Task description → The listing beneath should be written out in full, exactly as shown.

---------- Excerpted data ----------

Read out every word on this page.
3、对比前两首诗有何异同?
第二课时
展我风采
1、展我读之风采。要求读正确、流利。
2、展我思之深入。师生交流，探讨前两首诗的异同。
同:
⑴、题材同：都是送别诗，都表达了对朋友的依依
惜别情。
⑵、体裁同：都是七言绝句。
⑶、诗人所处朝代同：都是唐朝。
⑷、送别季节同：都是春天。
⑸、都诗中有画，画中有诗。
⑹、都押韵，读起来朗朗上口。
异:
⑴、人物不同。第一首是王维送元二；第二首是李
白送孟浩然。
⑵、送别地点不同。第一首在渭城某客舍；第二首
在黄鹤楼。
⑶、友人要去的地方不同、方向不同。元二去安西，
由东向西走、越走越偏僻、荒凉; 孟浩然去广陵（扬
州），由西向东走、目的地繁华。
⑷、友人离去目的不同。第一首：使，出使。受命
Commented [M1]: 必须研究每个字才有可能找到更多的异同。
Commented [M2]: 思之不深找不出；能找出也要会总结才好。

----------

Solution to the problem →
Read out every word on this page.
3、对比前两首诗有何异同?
第二课时
展我风采
1、展我读之风采。要求读正确、流利。
2、展我思之深入。师生交流，探讨前两首诗的异同。
同:
⑴、题材同：都是送别诗，都表达了对朋友的依依
惜别情。
⑵、体裁同：都是七言绝句。
⑶、诗人所处朝代同：都是唐朝。
⑷、送别季节同：都是春天。
⑸、都诗中有画，画中有诗。
⑹、都押韵，读起来朗朗上口。
异:
⑴、人物不同。第一首是王维送元二；第二首是李
白送孟浩然。
⑵、送别地点不同。第一首在渭城某客舍；第二首
在黄鹤楼。
⑶、友人要去的地方不同、方向不同。元二去安西，
由东向西走、越走越偏僻、荒凉; 孟浩然去广陵（扬
州），由西向东走、目的地繁华。
⑷、友人离去目的不同。第一首：使，出使。受命
Commented [M1]: 必须研究每个字才有可能找到更多的异同。
Commented [M2]: 思之不深找不出；能找出也要会总结才好。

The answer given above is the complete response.